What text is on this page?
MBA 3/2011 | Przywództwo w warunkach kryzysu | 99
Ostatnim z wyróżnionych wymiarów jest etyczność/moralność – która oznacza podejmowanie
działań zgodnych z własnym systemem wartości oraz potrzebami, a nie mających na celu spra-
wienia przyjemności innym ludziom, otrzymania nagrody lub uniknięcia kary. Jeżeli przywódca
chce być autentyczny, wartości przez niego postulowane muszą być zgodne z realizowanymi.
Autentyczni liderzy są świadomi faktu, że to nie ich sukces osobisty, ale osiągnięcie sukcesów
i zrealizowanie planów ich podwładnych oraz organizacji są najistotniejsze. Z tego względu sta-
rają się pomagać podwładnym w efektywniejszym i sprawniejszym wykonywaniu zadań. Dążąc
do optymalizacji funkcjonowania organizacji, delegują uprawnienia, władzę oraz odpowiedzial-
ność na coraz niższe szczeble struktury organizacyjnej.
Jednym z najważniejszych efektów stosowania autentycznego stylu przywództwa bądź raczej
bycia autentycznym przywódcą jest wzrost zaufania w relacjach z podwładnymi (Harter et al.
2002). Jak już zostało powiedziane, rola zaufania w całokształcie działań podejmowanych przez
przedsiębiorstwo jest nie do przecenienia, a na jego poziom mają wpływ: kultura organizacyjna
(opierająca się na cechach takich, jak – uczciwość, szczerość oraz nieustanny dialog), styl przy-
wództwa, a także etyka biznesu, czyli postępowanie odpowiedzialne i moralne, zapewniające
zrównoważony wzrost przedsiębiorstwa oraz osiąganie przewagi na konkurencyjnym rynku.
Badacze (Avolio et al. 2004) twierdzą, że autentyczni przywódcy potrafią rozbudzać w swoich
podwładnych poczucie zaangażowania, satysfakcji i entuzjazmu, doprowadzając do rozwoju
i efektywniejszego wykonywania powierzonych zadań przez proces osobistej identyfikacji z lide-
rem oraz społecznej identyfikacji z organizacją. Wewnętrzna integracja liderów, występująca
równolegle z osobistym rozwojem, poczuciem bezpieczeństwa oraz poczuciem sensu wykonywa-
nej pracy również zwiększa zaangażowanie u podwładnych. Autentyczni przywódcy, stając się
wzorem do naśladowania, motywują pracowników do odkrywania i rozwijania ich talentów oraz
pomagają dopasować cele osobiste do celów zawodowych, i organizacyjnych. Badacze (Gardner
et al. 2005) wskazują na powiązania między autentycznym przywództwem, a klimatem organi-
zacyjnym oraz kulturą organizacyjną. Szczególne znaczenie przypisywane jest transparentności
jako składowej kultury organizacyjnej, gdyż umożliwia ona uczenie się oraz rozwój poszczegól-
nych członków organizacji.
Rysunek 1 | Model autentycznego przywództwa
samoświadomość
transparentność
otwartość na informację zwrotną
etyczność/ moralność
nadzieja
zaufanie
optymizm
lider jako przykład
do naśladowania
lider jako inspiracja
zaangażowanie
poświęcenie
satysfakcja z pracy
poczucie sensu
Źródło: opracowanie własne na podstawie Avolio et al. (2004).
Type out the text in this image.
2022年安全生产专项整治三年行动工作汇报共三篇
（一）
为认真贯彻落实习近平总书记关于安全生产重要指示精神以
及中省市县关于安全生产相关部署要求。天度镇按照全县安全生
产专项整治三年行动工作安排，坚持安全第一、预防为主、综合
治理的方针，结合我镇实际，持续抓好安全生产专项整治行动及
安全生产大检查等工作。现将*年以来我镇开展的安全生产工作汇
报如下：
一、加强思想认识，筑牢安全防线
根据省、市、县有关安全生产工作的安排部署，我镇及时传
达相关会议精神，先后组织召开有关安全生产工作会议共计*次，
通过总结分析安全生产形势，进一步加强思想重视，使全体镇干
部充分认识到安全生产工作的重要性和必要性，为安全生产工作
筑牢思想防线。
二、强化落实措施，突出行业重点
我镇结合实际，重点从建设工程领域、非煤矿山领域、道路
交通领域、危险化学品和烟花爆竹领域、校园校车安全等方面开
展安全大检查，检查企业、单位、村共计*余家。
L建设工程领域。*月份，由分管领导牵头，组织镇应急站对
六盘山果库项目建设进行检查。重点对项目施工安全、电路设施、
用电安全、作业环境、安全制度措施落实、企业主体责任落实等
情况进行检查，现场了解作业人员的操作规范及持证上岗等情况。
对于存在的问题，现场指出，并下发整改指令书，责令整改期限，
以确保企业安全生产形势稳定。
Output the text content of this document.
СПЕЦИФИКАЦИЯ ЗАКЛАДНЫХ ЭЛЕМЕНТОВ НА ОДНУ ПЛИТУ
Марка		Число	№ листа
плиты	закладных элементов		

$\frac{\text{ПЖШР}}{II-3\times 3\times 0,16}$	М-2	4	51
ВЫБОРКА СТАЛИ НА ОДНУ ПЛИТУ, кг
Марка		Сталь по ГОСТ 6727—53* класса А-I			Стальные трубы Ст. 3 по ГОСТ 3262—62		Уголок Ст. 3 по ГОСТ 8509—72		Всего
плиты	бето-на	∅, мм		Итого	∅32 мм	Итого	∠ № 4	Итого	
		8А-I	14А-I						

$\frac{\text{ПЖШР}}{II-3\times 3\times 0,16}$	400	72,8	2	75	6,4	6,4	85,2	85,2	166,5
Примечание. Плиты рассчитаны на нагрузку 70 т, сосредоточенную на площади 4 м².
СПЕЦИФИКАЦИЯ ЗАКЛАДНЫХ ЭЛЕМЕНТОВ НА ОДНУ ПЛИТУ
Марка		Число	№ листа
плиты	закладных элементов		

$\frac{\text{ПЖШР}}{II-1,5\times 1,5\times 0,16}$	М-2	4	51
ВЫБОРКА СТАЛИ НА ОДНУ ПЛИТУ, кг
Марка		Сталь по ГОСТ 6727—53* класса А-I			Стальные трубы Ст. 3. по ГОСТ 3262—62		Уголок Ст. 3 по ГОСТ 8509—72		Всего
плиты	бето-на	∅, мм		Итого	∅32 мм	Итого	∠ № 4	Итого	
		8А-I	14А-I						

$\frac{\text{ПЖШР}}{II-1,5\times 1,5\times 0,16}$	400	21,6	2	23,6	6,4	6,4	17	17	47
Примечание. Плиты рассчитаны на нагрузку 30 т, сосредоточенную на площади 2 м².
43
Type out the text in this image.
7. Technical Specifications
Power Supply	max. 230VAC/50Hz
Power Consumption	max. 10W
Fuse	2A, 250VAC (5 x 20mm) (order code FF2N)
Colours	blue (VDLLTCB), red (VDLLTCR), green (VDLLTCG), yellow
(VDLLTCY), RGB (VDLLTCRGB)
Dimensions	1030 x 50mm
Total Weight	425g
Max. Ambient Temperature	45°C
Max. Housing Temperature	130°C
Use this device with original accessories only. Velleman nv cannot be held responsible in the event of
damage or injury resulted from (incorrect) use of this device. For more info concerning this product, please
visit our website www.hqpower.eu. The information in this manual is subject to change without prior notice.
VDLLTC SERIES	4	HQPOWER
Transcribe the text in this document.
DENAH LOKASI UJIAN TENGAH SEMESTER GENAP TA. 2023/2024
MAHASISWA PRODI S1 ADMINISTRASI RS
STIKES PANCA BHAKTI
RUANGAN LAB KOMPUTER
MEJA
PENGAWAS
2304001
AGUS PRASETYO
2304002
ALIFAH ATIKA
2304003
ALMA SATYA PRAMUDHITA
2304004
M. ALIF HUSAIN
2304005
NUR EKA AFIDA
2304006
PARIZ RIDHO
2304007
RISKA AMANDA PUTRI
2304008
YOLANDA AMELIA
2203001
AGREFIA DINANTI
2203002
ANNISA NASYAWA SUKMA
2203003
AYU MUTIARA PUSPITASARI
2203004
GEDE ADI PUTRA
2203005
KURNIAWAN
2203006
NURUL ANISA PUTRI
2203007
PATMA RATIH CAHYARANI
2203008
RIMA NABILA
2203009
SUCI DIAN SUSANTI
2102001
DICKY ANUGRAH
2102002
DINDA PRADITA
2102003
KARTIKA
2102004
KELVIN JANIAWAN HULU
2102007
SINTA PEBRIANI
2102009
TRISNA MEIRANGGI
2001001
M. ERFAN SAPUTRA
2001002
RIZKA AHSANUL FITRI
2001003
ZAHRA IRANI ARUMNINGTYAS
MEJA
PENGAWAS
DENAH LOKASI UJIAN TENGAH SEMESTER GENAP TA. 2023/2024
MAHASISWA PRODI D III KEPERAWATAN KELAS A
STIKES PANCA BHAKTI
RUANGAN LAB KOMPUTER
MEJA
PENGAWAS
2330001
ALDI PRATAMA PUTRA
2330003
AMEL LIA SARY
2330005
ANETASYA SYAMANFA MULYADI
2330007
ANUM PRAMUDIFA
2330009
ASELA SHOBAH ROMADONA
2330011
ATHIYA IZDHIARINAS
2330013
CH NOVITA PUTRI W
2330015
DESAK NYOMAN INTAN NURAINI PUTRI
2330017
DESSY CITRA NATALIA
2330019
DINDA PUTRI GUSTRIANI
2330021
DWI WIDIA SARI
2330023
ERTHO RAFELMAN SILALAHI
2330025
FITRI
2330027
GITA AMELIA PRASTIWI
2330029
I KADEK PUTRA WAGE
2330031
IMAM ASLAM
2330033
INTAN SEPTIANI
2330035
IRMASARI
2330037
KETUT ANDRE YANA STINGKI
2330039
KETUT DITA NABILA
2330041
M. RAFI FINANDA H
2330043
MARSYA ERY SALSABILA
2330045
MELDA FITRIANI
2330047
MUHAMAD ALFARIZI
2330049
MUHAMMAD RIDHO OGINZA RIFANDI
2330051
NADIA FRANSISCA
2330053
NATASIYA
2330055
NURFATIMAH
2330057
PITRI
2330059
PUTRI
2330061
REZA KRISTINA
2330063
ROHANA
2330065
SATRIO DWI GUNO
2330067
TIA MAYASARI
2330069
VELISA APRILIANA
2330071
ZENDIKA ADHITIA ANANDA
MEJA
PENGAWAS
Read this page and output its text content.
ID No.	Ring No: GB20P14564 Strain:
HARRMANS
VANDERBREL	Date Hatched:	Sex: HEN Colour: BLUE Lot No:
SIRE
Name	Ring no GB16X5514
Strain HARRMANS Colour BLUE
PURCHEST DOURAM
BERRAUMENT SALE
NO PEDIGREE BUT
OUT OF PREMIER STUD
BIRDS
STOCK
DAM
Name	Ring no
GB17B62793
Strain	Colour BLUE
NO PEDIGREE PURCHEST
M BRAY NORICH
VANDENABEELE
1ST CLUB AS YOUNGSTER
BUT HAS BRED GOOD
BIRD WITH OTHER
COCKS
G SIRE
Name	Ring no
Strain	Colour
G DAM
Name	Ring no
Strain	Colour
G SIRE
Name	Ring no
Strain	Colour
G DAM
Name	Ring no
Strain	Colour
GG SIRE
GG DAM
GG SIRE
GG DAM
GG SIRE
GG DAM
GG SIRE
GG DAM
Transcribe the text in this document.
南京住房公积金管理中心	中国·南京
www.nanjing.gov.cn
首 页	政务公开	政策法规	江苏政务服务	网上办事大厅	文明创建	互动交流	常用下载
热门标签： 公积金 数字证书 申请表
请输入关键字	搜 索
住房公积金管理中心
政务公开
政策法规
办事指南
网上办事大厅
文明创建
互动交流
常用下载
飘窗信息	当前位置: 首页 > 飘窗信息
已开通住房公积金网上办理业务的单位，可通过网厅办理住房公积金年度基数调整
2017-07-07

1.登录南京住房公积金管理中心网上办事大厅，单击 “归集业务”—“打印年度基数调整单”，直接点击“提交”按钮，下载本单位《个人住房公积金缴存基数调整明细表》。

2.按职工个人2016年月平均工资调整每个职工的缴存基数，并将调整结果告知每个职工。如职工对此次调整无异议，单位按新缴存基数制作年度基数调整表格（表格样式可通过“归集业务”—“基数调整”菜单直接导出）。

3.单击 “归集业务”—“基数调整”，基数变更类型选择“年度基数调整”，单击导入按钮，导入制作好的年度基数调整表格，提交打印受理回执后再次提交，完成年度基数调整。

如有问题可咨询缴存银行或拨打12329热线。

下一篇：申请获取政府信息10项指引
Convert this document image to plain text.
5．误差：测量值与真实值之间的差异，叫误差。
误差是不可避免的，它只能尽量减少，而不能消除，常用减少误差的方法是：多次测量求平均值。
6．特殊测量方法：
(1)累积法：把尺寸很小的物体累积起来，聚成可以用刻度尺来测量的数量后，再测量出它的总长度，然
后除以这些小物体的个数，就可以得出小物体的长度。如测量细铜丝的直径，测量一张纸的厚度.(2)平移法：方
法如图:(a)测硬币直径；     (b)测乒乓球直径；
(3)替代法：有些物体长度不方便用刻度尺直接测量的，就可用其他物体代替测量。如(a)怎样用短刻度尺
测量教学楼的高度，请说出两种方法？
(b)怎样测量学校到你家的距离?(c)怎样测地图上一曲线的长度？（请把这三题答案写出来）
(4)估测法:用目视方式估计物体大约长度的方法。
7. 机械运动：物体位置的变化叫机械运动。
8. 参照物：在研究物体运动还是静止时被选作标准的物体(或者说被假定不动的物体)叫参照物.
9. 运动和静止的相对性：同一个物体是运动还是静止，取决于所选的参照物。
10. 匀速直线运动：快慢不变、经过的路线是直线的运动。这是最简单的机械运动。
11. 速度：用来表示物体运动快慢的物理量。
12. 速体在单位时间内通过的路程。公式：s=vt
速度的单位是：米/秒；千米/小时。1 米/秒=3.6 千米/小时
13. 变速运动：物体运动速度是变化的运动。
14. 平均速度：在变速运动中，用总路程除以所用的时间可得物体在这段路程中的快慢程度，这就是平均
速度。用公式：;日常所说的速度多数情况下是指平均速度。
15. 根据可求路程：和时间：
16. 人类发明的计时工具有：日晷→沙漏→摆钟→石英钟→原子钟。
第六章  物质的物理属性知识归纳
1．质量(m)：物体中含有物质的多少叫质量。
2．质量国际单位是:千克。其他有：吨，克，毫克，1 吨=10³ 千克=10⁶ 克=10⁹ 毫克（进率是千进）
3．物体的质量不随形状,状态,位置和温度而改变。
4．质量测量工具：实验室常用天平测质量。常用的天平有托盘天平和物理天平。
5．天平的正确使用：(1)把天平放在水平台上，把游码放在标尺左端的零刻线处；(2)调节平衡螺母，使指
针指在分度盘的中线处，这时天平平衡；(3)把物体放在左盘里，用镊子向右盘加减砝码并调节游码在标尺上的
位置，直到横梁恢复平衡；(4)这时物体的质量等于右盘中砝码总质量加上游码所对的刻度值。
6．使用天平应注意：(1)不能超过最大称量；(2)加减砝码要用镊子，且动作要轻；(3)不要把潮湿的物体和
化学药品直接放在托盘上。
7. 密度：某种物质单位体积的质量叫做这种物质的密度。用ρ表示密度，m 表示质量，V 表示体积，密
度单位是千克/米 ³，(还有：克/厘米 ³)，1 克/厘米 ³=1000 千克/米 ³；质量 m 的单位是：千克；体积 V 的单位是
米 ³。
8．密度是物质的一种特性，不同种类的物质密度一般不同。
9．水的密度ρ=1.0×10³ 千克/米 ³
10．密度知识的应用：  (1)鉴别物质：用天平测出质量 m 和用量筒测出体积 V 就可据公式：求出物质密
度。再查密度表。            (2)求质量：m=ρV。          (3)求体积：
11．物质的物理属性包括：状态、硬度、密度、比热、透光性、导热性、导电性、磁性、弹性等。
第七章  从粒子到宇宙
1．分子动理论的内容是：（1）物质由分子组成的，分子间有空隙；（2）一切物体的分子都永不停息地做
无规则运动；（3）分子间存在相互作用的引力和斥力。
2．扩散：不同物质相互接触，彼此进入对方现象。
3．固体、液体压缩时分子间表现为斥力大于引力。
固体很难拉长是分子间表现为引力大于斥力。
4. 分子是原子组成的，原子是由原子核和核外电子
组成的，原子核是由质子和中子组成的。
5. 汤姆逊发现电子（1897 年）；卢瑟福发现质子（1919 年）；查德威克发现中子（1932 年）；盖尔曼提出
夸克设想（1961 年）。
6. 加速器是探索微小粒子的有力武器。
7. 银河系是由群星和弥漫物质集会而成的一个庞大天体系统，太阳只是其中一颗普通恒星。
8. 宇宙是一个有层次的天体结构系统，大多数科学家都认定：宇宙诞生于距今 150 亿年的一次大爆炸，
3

▬▬▬▬▬▬▬▬▬▬

TASK BRIEF » Give the number of lines in the records that contain the string "Badacze", with no other output.

COMPLETE RESPONSE » 2